DATA FOR THE TASK ::
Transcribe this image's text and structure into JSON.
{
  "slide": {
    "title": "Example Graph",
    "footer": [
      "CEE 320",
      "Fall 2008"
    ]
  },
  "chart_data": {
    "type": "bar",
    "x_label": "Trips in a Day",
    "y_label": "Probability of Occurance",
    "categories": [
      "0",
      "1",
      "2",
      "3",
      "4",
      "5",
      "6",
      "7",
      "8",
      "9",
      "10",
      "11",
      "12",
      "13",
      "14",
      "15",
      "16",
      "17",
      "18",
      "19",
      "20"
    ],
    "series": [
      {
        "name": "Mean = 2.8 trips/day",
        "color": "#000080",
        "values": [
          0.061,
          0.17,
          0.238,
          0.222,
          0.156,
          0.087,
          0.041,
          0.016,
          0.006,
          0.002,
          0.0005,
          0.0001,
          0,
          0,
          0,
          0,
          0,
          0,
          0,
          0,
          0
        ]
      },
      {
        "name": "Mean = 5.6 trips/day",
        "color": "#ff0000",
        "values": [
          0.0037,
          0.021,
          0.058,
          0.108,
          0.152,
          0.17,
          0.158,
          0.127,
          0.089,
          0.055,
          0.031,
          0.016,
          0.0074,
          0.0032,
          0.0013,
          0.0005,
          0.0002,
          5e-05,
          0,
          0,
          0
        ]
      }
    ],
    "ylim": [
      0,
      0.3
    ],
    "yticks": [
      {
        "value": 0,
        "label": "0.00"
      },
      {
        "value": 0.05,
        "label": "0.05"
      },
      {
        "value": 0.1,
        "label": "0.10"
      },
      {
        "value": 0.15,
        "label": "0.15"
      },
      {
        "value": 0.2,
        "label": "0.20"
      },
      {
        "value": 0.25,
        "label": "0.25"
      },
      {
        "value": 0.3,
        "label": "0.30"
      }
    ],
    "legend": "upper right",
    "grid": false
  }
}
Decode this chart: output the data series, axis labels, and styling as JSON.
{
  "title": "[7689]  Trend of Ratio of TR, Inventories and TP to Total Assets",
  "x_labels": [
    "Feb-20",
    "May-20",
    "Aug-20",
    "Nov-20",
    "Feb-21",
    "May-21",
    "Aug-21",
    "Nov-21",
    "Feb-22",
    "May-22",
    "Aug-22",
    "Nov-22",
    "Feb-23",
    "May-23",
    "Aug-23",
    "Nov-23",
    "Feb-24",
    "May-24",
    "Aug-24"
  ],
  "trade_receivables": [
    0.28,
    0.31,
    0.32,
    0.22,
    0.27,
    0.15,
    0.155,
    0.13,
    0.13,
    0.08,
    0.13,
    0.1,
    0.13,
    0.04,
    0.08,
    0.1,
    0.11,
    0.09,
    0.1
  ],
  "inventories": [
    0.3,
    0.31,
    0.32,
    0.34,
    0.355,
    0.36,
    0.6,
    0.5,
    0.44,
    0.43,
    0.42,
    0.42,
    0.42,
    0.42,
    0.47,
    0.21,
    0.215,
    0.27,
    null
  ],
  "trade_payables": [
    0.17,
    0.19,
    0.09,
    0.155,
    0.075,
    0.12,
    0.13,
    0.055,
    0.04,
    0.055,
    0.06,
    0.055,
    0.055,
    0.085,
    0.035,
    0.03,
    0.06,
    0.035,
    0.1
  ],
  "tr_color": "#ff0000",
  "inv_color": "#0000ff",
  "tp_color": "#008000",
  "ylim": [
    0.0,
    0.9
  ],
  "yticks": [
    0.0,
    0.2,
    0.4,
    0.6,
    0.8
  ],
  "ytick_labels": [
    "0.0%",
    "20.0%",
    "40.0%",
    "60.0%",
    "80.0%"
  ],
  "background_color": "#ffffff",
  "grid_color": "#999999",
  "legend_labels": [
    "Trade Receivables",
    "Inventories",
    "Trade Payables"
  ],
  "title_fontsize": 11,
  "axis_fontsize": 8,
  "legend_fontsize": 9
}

DESCRIPTION OF THE TASK ::
Type out the entries again, word for word.

WORKED SOLUTION ::
Transcribe this image's text and structure into JSON.
{
  "slide": {
    "title": "Example Graph",
    "footer": [
      "CEE 320",
      "Fall 2008"
    ]
  },
  "chart_data": {
    "type": "bar",
    "x_label": "Trips in a Day",
    "y_label": "Probability of Occurance",
    "categories": [
      "0",
      "1",
      "2",
      "3",
      "4",
      "5",
      "6",
      "7",
      "8",
      "9",
      "10",
      "11",
      "12",
      "13",
      "14",
      "15",
      "16",
      "17",
      "18",
      "19",
      "20"
    ],
    "series": [
      {
        "name": "Mean = 2.8 trips/day",
        "color": "#000080",
        "values": [
          0.061,
          0.17,
          0.238,
          0.222,
          0.156,
          0.087,
          0.041,
          0.016,
          0.006,
          0.002,
          0.0005,
          0.0001,
          0,
          0,
          0,
          0,
          0,
          0,
          0,
          0,
          0
        ]
      },
      {
        "name": "Mean = 5.6 trips/day",
        "color": "#ff0000",
        "values": [
          0.0037,
          0.021,
          0.058,
          0.108,
          0.152,
          0.17,
          0.158,
          0.127,
          0.089,
          0.055,
          0.031,
          0.016,
          0.0074,
          0.0032,
          0.0013,
          0.0005,
          0.0002,
          5e-05,
          0,
          0,
          0
        ]
      }
    ],
    "ylim": [
      0,
      0.3
    ],
    "yticks": [
      {
        "value": 0,
        "label": "0.00"
      },
      {
        "value": 0.05,
        "label": "0.05"
      },
      {
        "value": 0.1,
        "label": "0.10"
      },
      {
        "value": 0.15,
        "label": "0.15"
      },
      {
        "value": 0.2,
        "label": "0.20"
      },
      {
        "value": 0.25,
        "label": "0.25"
      },
      {
        "value": 0.3,
        "label": "0.30"
      }
    ],
    "legend": "upper right",
    "grid": false
  }
}
Decode this chart: output the data series, axis labels, and styling as JSON.
{
  "title": "[7689]  Trend of Ratio of TR, Inventories and TP to Total Assets",
  "x_labels": [
    "Feb-20",
    "May-20",
    "Aug-20",
    "Nov-20",
    "Feb-21",
    "May-21",
    "Aug-21",
    "Nov-21",
    "Feb-22",
    "May-22",
    "Aug-22",
    "Nov-22",
    "Feb-23",
    "May-23",
    "Aug-23",
    "Nov-23",
    "Feb-24",
    "May-24",
    "Aug-24"
  ],
  "trade_receivables": [
    0.28,
    0.31,
    0.32,
    0.22,
    0.27,
    0.15,
    0.155,
    0.13,
    0.13,
    0.08,
    0.13,
    0.1,
    0.13,
    0.04,
    0.08,
    0.1,
    0.11,
    0.09,
    0.1
  ],
  "inventories": [
    0.3,
    0.31,
    0.32,
    0.34,
    0.355,
    0.36,
    0.6,
    0.5,
    0.44,
    0.43,
    0.42,
    0.42,
    0.42,
    0.42,
    0.47,
    0.21,
    0.215,
    0.27,
    null
  ],
  "trade_payables": [
    0.17,
    0.19,
    0.09,
    0.155,
    0.075,
    0.12,
    0.13,
    0.055,
    0.04,
    0.055,
    0.06,
    0.055,
    0.055,
    0.085,
    0.035,
    0.03,
    0.06,
    0.035,
    0.1
  ],
  "tr_color": "#ff0000",
  "inv_color": "#0000ff",
  "tp_color": "#008000",
  "ylim": [
    0.0,
    0.9
  ],
  "yticks": [
    0.0,
    0.2,
    0.4,
    0.6,
    0.8
  ],
  "ytick_labels": [
    "0.0%",
    "20.0%",
    "40.0%",
    "60.0%",
    "80.0%"
  ],
  "background_color": "#ffffff",
  "grid_color": "#999999",
  "legend_labels": [
    "Trade Receivables",
    "Inventories",
    "Trade Payables"
  ],
  "title_fontsize": 11,
  "axis_fontsize": 8,
  "legend_fontsize": 9
}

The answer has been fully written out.